:: WRITTEN PROBLEM ::
Pull every line of the entries that has the word "logic".

:: AVAILABLE RECORDS ::

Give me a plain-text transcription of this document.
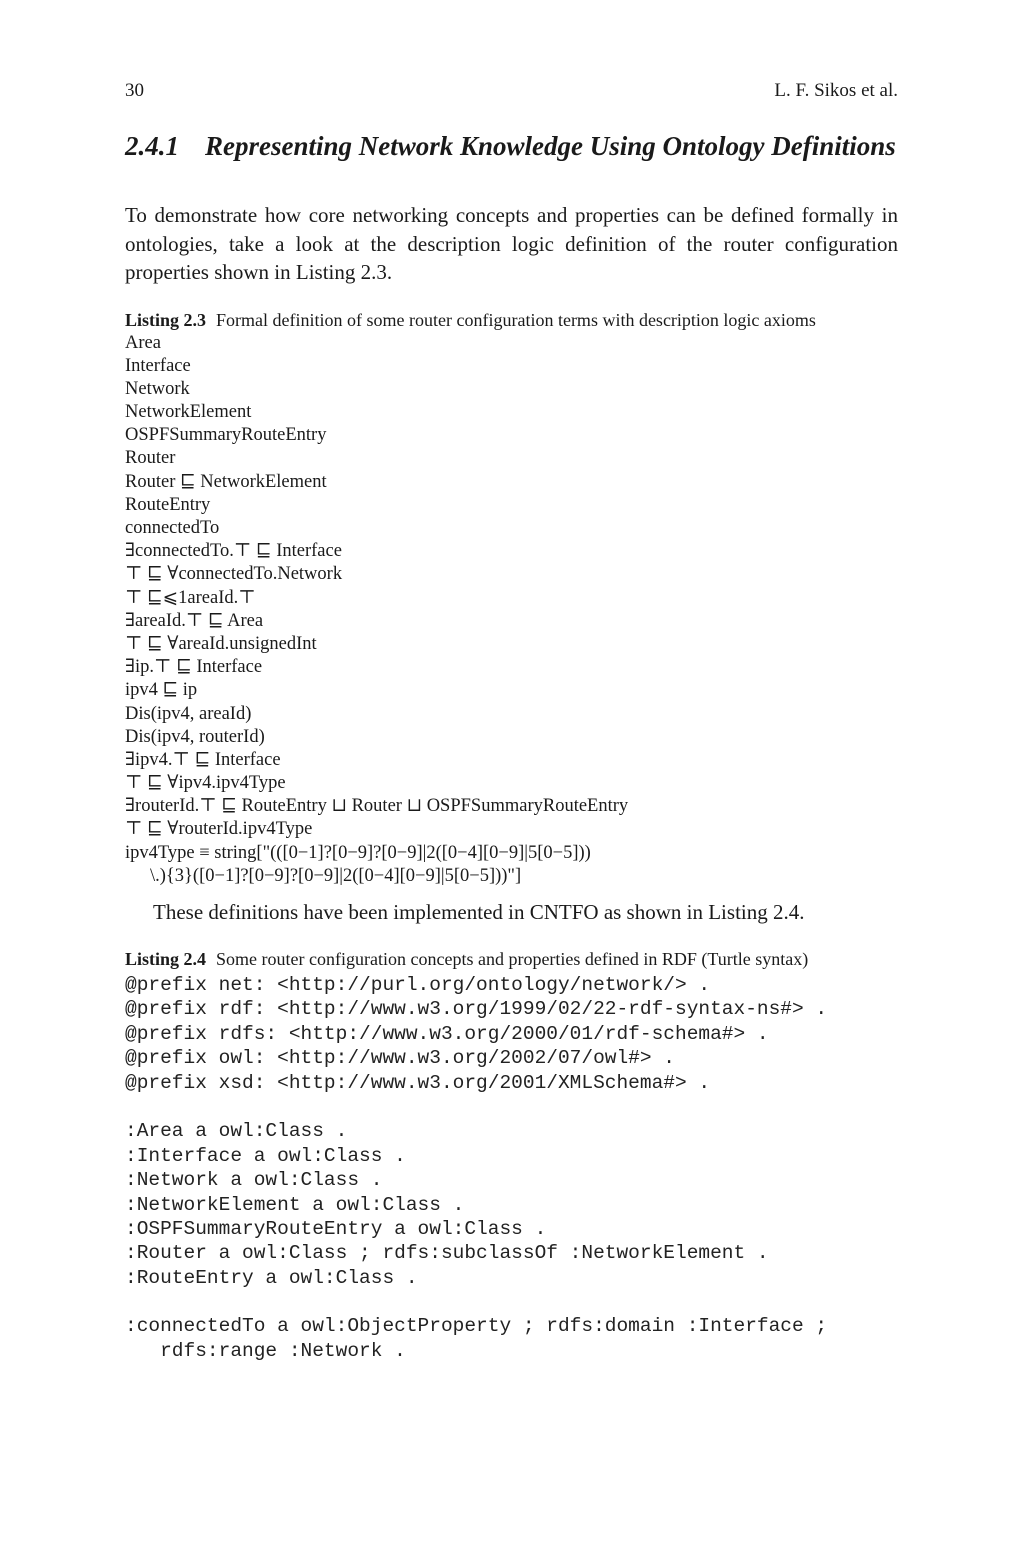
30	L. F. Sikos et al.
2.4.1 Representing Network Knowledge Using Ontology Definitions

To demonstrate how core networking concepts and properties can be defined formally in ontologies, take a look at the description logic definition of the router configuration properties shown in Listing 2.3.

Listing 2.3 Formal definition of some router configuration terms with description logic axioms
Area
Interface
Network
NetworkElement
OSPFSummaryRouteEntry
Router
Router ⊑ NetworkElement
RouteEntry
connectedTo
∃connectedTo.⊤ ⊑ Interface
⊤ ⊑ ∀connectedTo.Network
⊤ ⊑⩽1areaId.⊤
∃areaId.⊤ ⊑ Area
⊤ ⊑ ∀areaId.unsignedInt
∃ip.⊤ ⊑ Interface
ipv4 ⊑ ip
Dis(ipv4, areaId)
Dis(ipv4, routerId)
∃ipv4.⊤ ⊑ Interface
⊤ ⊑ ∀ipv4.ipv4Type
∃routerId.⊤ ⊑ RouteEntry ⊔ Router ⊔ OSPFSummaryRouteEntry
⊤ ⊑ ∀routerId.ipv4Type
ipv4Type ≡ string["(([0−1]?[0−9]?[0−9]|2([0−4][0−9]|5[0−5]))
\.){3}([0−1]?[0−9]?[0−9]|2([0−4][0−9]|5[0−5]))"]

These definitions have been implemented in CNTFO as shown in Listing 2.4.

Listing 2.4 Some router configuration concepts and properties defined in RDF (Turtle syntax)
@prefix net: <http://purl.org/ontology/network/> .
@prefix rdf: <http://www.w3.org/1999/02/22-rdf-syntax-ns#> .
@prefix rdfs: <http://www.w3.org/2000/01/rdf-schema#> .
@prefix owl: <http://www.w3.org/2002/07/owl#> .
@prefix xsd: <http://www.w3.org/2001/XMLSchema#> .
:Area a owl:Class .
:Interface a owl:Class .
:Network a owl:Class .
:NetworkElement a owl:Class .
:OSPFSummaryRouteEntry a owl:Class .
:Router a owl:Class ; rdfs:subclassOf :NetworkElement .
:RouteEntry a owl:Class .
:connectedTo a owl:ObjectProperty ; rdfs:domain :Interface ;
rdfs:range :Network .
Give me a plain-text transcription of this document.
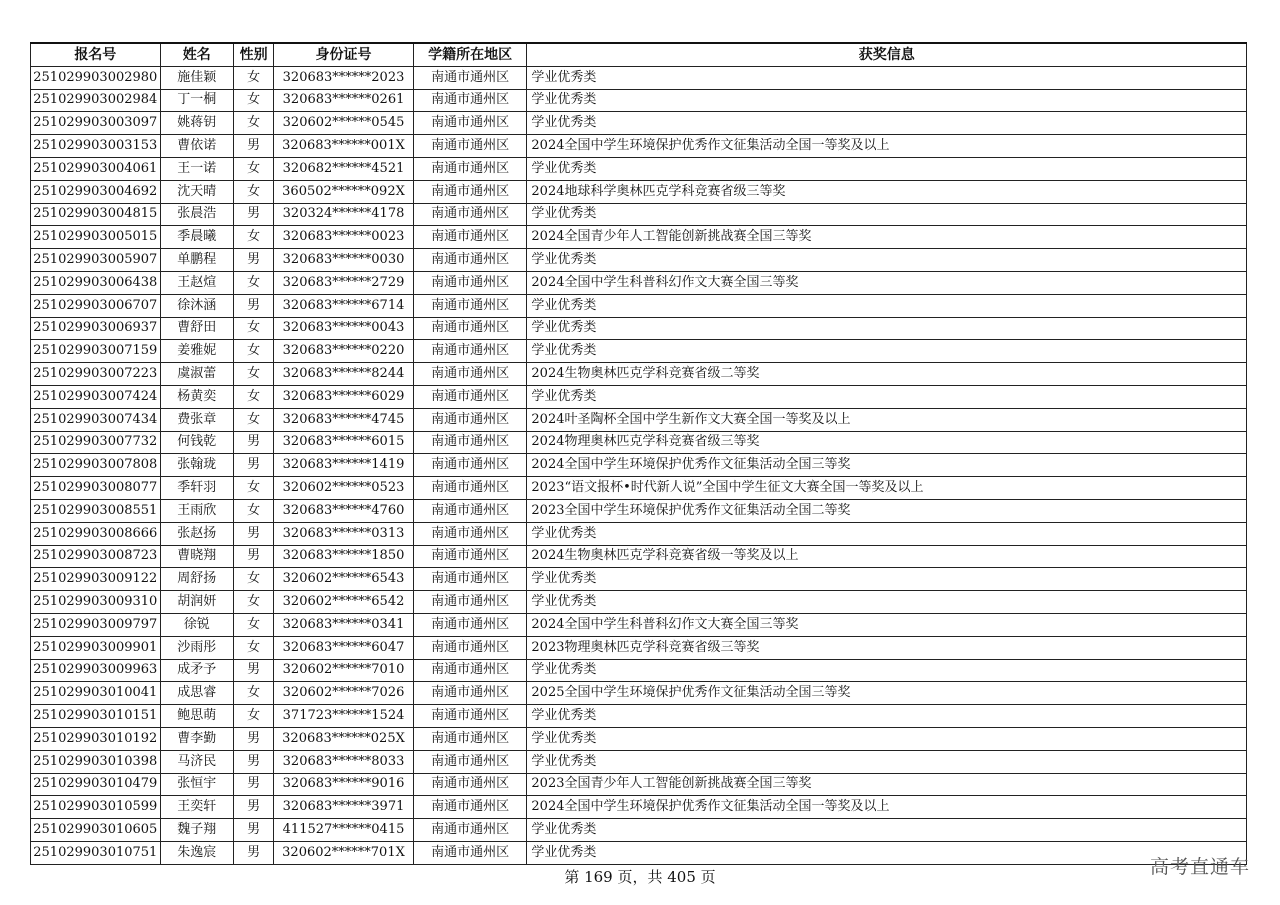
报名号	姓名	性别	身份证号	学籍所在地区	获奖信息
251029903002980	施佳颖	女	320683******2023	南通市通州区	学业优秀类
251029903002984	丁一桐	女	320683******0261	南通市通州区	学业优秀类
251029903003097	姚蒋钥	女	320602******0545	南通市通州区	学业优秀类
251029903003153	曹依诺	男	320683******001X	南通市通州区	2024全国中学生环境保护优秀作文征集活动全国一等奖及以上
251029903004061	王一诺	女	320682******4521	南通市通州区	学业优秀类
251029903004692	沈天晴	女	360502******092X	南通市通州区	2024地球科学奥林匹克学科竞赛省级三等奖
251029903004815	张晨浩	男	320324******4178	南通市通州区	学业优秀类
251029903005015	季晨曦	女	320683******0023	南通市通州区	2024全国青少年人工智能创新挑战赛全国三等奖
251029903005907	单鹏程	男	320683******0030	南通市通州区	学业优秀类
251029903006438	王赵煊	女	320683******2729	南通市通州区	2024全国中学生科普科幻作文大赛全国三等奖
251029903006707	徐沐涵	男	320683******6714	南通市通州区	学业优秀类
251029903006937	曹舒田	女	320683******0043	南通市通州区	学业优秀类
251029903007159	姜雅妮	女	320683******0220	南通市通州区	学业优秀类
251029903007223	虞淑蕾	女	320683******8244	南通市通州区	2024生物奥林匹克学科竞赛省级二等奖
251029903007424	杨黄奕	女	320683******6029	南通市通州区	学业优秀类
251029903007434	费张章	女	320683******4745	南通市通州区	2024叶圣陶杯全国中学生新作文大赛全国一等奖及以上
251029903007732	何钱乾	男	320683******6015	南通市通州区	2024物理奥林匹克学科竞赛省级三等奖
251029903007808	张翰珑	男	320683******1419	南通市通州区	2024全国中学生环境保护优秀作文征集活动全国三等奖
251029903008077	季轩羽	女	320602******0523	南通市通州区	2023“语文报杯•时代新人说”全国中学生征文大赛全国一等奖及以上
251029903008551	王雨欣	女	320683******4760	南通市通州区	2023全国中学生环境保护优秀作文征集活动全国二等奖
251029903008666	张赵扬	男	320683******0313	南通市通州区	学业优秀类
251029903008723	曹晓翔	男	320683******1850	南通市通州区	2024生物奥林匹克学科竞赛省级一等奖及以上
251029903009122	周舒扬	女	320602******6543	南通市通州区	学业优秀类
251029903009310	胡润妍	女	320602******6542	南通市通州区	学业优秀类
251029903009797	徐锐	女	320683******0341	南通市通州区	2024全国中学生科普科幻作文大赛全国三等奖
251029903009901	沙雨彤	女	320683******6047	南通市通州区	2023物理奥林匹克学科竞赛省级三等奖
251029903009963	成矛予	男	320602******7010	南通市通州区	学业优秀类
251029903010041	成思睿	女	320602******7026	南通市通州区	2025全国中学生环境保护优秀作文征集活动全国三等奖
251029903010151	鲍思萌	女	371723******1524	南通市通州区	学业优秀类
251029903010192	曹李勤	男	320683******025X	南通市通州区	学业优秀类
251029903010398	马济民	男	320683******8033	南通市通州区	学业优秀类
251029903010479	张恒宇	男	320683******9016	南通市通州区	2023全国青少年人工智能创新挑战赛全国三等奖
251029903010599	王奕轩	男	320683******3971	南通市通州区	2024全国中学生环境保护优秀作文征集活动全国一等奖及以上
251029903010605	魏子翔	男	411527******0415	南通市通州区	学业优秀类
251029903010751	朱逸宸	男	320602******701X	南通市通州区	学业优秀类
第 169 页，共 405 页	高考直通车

:: RESULT OF THIS EXERCISE ::
To demonstrate how core networking concepts and properties can be defined formally in ontologies, take a look at the description logic definition of the router configuration properties shown in Listing 2.3.
Listing 2.3 Formal definition of some router configuration terms with description logic axioms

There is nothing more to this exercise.